### Objective
Examine the entries and show every line in which the word "Elevator" is found.

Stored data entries
————————

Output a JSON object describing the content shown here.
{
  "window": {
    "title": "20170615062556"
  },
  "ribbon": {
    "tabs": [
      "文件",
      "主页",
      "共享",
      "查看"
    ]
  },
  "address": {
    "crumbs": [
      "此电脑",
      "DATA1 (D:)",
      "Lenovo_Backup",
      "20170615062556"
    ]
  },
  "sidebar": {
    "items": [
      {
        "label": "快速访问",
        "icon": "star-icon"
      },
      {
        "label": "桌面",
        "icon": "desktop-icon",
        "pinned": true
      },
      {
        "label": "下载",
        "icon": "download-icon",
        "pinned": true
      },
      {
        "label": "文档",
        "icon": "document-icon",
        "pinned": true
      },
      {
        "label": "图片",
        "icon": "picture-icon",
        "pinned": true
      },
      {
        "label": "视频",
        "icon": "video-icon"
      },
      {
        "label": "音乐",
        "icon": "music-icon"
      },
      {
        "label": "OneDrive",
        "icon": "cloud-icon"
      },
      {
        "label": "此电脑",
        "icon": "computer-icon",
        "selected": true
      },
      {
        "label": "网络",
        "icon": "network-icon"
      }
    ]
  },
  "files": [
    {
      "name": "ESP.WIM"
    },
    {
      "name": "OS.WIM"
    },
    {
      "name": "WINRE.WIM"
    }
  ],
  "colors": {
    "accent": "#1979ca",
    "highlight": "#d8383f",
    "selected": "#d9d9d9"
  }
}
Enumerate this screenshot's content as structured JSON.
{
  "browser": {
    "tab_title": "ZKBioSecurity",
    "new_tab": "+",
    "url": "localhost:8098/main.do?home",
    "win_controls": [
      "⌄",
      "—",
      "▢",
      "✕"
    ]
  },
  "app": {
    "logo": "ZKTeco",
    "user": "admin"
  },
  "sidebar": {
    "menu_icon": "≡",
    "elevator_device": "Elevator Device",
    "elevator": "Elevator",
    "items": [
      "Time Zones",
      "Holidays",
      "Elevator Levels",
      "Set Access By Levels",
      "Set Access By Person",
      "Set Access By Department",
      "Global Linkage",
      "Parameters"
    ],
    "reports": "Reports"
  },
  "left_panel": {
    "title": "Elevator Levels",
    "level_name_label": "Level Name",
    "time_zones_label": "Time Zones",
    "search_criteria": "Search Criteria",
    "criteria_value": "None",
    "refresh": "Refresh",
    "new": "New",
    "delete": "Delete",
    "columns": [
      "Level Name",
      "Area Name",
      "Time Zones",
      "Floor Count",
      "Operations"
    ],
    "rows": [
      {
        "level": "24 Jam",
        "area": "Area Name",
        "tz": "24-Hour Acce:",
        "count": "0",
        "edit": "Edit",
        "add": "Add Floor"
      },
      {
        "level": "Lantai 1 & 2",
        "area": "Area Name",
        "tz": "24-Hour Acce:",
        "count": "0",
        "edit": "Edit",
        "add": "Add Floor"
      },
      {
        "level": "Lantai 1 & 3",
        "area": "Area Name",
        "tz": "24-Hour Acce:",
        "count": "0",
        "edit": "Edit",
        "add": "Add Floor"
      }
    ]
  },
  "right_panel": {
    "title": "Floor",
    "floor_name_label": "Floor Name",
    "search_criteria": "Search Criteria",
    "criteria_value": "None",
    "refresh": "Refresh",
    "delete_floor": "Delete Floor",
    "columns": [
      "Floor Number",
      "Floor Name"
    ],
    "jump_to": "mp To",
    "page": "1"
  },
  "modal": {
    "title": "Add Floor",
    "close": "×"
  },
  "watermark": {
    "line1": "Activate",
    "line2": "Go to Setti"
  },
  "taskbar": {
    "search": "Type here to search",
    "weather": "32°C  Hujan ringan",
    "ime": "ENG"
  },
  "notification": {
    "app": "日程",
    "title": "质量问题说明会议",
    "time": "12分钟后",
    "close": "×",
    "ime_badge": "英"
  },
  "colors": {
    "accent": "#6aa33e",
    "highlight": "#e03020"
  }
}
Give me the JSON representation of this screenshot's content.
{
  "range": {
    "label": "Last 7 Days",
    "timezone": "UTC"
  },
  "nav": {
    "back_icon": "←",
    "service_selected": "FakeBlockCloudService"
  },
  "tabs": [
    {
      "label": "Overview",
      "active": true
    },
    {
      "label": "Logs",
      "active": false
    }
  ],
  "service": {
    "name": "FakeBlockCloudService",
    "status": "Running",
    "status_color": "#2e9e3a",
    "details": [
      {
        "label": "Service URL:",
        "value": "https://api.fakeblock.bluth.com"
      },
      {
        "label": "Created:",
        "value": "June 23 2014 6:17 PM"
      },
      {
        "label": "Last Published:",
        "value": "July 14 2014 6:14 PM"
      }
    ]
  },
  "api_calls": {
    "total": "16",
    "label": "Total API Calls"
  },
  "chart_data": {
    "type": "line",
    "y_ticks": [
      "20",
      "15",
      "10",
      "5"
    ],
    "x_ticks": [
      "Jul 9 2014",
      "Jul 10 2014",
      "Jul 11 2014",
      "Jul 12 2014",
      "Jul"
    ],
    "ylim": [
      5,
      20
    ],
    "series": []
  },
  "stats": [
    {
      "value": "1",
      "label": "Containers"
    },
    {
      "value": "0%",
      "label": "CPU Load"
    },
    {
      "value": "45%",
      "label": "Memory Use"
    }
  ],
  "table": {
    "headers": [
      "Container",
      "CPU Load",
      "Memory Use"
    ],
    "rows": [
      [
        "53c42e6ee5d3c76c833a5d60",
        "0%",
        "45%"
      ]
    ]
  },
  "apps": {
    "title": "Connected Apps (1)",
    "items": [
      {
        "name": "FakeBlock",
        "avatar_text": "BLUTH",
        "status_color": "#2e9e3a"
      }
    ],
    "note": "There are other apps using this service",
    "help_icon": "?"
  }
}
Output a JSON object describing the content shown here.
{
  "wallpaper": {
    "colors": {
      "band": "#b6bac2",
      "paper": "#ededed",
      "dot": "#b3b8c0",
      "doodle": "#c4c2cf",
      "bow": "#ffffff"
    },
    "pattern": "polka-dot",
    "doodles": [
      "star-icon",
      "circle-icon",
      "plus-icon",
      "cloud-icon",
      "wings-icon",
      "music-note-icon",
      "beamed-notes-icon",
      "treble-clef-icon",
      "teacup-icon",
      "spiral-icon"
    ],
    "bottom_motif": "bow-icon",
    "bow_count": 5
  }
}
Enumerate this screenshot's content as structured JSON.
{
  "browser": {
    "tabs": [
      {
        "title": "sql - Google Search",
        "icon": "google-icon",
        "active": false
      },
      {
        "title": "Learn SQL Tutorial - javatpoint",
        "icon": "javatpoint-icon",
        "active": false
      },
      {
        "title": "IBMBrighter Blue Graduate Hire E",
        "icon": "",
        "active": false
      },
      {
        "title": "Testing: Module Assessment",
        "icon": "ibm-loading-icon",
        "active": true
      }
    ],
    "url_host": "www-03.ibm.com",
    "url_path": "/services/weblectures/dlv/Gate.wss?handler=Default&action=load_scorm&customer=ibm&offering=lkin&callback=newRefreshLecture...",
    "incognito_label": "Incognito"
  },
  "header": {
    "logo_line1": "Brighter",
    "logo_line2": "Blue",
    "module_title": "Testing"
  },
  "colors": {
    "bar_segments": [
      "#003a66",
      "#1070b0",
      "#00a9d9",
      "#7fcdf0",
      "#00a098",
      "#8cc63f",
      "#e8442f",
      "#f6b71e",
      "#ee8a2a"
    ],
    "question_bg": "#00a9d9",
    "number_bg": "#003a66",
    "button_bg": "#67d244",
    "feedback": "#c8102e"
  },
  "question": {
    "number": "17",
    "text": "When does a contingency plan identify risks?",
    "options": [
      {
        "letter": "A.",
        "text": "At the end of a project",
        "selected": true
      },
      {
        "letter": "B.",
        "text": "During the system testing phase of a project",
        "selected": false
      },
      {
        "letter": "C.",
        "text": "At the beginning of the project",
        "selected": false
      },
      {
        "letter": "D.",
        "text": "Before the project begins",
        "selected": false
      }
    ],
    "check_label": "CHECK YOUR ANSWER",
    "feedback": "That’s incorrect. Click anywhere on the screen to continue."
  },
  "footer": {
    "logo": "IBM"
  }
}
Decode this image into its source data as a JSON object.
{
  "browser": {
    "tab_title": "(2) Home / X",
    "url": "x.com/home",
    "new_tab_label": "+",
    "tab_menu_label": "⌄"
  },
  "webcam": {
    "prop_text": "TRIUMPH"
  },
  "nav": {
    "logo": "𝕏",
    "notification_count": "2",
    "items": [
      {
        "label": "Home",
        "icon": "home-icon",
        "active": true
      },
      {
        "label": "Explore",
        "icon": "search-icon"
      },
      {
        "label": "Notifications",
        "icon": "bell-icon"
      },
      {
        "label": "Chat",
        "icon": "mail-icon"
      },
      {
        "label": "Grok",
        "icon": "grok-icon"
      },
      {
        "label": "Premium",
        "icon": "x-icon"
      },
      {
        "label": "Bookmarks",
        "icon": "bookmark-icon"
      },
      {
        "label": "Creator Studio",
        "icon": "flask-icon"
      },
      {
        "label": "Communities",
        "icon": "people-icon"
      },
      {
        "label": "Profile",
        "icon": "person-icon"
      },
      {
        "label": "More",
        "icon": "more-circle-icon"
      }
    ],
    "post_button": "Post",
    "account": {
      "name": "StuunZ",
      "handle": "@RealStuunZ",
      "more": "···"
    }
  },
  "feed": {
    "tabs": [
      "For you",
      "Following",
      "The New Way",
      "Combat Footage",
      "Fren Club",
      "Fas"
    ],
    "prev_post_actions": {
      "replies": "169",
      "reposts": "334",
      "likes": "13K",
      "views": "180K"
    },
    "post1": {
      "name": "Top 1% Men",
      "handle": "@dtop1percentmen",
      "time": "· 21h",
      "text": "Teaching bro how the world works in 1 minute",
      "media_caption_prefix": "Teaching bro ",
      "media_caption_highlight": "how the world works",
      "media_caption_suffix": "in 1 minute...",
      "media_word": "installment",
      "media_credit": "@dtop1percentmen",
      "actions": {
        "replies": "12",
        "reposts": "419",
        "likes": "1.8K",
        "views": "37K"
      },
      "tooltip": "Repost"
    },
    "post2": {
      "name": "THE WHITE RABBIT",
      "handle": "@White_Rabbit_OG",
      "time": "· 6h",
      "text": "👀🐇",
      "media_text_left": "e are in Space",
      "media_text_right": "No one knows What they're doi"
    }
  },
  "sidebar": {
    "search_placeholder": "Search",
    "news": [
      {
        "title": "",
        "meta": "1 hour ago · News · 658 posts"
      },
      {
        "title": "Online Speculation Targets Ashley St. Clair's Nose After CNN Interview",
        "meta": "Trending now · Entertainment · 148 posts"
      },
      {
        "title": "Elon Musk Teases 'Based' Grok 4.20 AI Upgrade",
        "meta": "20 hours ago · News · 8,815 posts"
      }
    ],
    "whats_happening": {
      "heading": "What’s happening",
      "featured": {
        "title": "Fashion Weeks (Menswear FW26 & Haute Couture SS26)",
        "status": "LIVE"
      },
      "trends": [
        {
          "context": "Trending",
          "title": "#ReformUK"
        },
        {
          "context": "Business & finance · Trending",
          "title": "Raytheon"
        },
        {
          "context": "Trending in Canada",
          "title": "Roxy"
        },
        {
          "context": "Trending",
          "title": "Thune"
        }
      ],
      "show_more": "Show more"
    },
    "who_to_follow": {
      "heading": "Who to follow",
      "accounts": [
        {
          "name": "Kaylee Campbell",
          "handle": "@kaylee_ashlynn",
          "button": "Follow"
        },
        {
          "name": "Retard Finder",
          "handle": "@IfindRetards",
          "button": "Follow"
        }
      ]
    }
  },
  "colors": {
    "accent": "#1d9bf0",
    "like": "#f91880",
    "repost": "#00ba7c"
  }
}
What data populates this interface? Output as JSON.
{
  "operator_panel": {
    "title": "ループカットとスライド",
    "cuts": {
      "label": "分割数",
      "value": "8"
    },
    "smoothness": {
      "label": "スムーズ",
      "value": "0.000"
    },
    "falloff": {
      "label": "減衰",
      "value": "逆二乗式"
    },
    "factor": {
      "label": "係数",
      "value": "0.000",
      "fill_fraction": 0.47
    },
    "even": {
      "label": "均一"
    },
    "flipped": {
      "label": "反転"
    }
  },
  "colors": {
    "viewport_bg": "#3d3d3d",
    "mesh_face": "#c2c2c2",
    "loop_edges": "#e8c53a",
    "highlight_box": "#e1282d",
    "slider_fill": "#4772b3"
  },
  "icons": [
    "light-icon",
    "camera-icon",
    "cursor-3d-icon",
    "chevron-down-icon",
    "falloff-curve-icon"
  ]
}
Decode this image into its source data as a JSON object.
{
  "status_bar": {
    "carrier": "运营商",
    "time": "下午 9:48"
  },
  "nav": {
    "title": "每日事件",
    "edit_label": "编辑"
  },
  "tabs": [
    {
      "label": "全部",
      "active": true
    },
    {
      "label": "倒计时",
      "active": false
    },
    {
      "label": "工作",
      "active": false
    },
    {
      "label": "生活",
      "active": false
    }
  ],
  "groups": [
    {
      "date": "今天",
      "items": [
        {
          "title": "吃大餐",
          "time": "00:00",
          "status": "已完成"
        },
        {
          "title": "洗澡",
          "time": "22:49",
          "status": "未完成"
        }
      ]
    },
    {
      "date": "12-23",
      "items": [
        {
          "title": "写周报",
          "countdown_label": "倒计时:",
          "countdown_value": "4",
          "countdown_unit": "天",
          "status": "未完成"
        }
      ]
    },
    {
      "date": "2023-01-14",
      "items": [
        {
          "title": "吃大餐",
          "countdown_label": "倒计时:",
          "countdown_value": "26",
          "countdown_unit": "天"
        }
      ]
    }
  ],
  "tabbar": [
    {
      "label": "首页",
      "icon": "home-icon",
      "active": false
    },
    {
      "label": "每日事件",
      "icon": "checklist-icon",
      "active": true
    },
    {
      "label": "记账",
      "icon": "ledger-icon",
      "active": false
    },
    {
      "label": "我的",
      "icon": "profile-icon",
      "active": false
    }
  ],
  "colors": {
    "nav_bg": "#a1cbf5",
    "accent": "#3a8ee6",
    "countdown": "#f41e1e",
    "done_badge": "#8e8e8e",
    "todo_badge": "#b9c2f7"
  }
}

————————

### Exercise response
    "elevator_device": "Elevator Device",
    "elevator": "Elevator",
      "Elevator Levels",
    "title": "Elevator Levels",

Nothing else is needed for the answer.